### SET EXERCISE
Write out the listing below again, precisely as it is given.

(A block of data)
^^^^
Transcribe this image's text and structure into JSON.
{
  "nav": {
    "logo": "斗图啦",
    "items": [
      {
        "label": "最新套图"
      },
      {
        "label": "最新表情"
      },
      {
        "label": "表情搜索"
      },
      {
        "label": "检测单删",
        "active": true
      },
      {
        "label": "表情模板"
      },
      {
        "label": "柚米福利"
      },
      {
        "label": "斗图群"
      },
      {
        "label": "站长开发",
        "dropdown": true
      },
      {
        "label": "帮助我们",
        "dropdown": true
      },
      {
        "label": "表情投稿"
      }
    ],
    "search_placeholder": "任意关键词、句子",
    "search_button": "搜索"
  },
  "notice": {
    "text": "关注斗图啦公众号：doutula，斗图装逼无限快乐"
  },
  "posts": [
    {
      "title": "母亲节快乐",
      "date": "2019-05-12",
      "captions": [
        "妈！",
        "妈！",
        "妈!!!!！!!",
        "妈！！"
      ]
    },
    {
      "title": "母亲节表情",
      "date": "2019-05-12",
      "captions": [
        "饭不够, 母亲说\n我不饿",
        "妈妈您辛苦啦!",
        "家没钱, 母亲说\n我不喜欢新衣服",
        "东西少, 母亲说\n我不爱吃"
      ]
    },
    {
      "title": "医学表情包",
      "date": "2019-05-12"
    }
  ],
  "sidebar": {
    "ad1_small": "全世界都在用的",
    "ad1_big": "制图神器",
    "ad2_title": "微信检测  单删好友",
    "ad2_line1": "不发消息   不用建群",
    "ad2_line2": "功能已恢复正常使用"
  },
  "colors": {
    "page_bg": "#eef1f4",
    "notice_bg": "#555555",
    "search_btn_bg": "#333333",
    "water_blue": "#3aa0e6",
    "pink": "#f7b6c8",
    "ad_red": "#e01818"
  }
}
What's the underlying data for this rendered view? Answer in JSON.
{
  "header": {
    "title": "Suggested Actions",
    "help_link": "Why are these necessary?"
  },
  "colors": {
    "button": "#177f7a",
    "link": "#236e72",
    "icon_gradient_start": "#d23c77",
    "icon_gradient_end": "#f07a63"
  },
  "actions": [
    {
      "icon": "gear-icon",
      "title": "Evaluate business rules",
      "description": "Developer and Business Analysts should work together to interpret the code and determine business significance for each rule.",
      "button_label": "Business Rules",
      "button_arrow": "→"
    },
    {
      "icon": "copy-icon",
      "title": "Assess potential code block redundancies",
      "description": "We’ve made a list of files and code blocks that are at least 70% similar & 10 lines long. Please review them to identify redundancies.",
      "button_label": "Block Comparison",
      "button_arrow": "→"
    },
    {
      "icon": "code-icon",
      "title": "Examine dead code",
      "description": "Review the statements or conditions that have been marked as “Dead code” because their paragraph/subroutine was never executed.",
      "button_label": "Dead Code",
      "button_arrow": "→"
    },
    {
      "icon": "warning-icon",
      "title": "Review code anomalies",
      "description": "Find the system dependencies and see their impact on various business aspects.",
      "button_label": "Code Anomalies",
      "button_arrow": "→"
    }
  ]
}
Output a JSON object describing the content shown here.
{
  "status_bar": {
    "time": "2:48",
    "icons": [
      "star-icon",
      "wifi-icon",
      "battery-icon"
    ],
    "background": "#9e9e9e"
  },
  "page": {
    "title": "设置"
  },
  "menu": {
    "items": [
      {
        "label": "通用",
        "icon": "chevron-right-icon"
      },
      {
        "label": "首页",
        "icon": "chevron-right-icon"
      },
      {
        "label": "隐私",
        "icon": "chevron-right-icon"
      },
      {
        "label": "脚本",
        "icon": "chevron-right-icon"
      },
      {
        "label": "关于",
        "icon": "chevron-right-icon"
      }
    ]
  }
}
^^^^
### CORRECT RESPONSE
Transcribe this image's text and structure into JSON.
{
  "nav": {
    "logo": "斗图啦",
    "items": [
      {
        "label": "最新套图"
      },
      {
        "label": "最新表情"
      },
      {
        "label": "表情搜索"
      },
      {
        "label": "检测单删",
        "active": true
      },
      {
        "label": "表情模板"
      },
      {
        "label": "柚米福利"
      },
      {
        "label": "斗图群"
      },
      {
        "label": "站长开发",
        "dropdown": true
      },
      {
        "label": "帮助我们",
        "dropdown": true
      },
      {
        "label": "表情投稿"
      }
    ],
    "search_placeholder": "任意关键词、句子",
    "search_button": "搜索"
  },
  "notice": {
    "text": "关注斗图啦公众号：doutula，斗图装逼无限快乐"
  },
  "posts": [
    {
      "title": "母亲节快乐",
      "date": "2019-05-12",
      "captions": [
        "妈！",
        "妈！",
        "妈!!!!！!!",
        "妈！！"
      ]
    },
    {
      "title": "母亲节表情",
      "date": "2019-05-12",
      "captions": [
        "饭不够, 母亲说\n我不饿",
        "妈妈您辛苦啦!",
        "家没钱, 母亲说\n我不喜欢新衣服",
        "东西少, 母亲说\n我不爱吃"
      ]
    },
    {
      "title": "医学表情包",
      "date": "2019-05-12"
    }
  ],
  "sidebar": {
    "ad1_small": "全世界都在用的",
    "ad1_big": "制图神器",
    "ad2_title": "微信检测  单删好友",
    "ad2_line1": "不发消息   不用建群",
    "ad2_line2": "功能已恢复正常使用"
  },
  "colors": {
    "page_bg": "#eef1f4",
    "notice_bg": "#555555",
    "search_btn_bg": "#333333",
    "water_blue": "#3aa0e6",
    "pink": "#f7b6c8",
    "ad_red": "#e01818"
  }
}
What's the underlying data for this rendered view? Answer in JSON.
{
  "header": {
    "title": "Suggested Actions",
    "help_link": "Why are these necessary?"
  },
  "colors": {
    "button": "#177f7a",
    "link": "#236e72",
    "icon_gradient_start": "#d23c77",
    "icon_gradient_end": "#f07a63"
  },
  "actions": [
    {
      "icon": "gear-icon",
      "title": "Evaluate business rules",
      "description": "Developer and Business Analysts should work together to interpret the code and determine business significance for each rule.",
      "button_label": "Business Rules",
      "button_arrow": "→"
    },
    {
      "icon": "copy-icon",
      "title": "Assess potential code block redundancies",
      "description": "We’ve made a list of files and code blocks that are at least 70% similar & 10 lines long. Please review them to identify redundancies.",
      "button_label": "Block Comparison",
      "button_arrow": "→"
    },
    {
      "icon": "code-icon",
      "title": "Examine dead code",
      "description": "Review the statements or conditions that have been marked as “Dead code” because their paragraph/subroutine was never executed.",
      "button_label": "Dead Code",
      "button_arrow": "→"
    },
    {
      "icon": "warning-icon",
      "title": "Review code anomalies",
      "description": "Find the system dependencies and see their impact on various business aspects.",
      "button_label": "Code Anomalies",
      "button_arrow": "→"
    }
  ]
}
Output a JSON object describing the content shown here.
{
  "status_bar": {
    "time": "2:48",
    "icons": [
      "star-icon",
      "wifi-icon",
      "battery-icon"
    ],
    "background": "#9e9e9e"
  },
  "page": {
    "title": "设置"
  },
  "menu": {
    "items": [
      {
        "label": "通用",
        "icon": "chevron-right-icon"
      },
      {
        "label": "首页",
        "icon": "chevron-right-icon"
      },
      {
        "label": "隐私",
        "icon": "chevron-right-icon"
      },
      {
        "label": "脚本",
        "icon": "chevron-right-icon"
      },
      {
        "label": "关于",
        "icon": "chevron-right-icon"
      }
    ]
  }
}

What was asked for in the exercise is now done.